[begin RECORDS SHOWN]
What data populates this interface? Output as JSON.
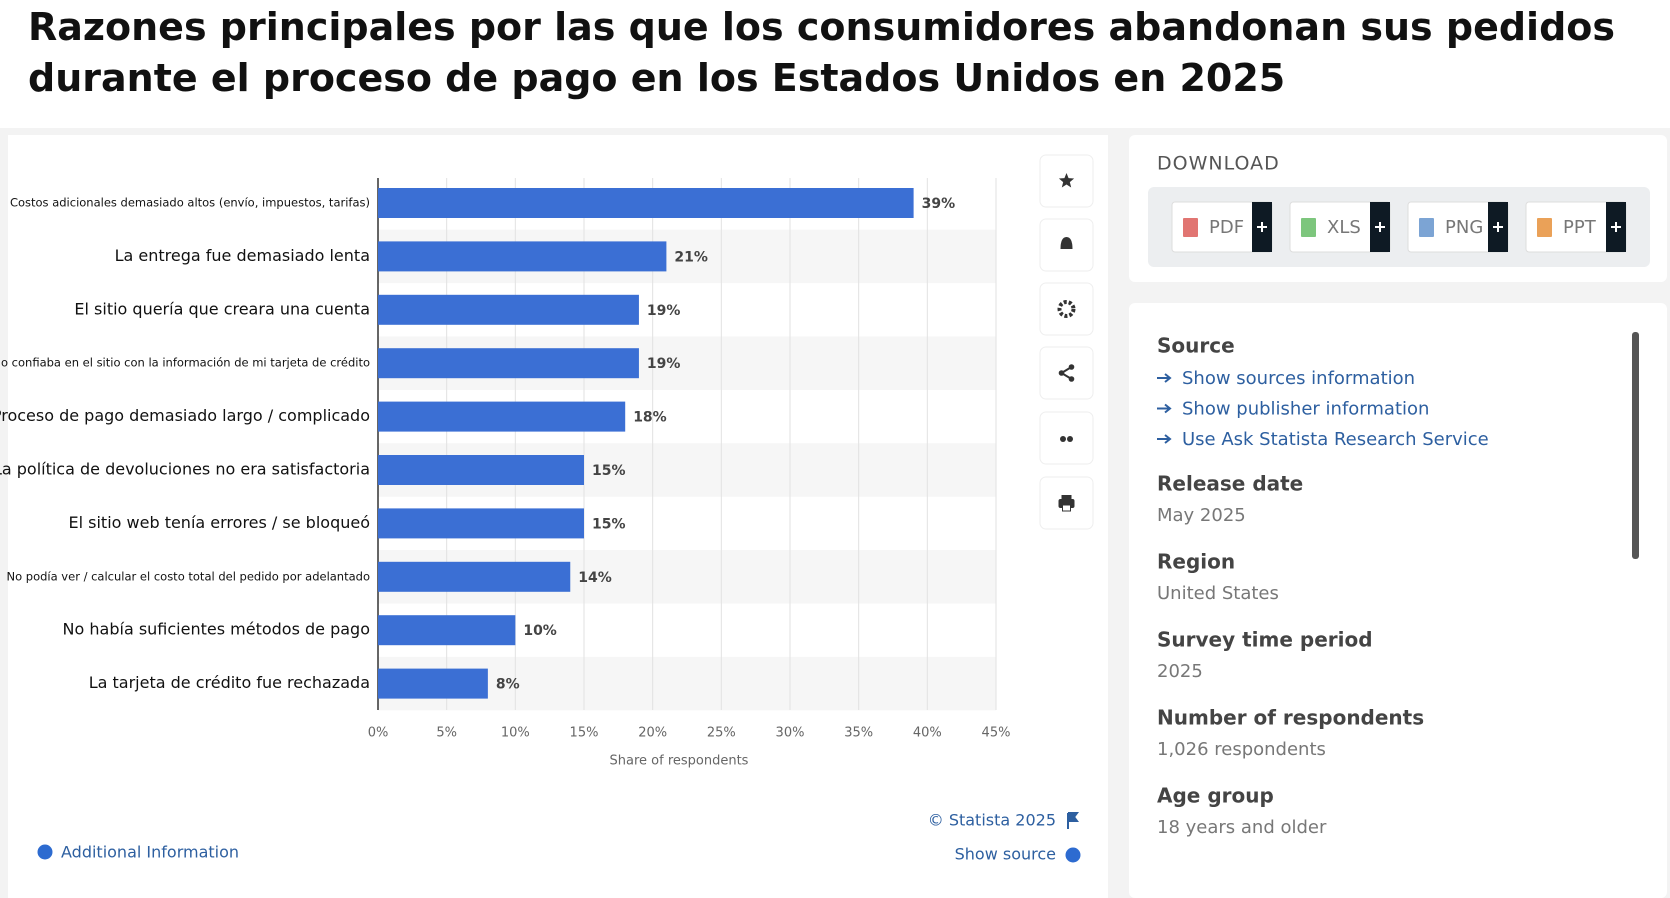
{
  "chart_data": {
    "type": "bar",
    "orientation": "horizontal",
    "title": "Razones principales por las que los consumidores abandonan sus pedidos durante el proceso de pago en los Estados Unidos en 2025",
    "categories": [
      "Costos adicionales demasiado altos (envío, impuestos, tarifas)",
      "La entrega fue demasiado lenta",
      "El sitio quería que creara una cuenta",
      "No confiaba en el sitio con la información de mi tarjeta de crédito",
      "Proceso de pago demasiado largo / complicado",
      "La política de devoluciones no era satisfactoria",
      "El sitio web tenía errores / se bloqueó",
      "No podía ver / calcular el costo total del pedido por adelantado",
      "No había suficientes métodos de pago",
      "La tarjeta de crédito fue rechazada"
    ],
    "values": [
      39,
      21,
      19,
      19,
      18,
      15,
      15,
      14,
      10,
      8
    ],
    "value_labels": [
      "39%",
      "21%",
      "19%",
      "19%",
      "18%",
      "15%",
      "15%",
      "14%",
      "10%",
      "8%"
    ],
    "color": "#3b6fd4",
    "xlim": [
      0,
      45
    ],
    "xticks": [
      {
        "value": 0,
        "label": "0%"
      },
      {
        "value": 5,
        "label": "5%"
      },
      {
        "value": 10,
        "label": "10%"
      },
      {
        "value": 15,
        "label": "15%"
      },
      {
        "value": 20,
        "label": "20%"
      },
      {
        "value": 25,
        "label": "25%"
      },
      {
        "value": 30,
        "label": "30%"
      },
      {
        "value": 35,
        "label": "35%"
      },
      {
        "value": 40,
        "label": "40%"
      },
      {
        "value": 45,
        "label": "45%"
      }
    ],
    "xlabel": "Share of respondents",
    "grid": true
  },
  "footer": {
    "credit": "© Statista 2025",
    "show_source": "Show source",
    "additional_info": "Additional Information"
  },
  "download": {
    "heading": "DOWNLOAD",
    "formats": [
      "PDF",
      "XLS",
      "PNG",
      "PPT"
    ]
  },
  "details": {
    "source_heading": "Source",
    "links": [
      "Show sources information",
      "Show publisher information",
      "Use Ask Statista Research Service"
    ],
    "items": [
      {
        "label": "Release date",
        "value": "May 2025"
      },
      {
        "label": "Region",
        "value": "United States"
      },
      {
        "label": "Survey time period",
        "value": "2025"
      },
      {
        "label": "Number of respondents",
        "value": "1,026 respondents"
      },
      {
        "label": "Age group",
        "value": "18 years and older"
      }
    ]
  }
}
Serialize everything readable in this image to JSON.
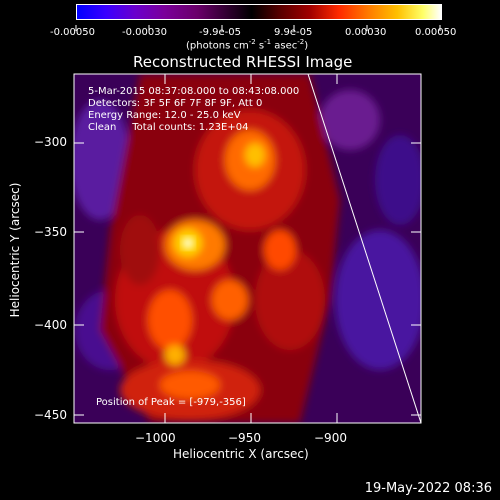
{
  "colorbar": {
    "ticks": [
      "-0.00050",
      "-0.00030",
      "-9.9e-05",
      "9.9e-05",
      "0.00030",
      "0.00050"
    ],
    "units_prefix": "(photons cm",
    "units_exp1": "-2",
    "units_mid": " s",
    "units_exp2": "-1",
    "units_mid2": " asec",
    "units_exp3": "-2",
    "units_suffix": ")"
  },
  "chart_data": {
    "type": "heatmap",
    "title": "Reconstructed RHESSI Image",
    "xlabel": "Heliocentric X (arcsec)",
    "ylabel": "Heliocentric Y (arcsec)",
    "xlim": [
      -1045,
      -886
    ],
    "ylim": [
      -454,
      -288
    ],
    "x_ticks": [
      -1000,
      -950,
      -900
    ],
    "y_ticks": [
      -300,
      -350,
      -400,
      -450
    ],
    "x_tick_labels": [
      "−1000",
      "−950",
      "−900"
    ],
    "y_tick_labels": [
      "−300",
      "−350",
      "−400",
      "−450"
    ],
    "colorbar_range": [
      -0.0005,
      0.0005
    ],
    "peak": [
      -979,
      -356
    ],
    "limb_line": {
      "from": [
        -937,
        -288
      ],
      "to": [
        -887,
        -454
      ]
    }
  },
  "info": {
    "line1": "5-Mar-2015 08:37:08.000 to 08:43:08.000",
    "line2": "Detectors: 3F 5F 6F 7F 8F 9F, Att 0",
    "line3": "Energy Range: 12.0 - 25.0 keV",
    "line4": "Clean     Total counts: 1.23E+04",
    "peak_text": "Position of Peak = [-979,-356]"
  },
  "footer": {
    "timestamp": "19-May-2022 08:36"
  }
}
[end RECORDS SHOWN]
#### REQUEST
How many lines of the data contain the word "Statista"? Answer with the number alone.

#### OUTPUT FOR THIS EXERCISE
2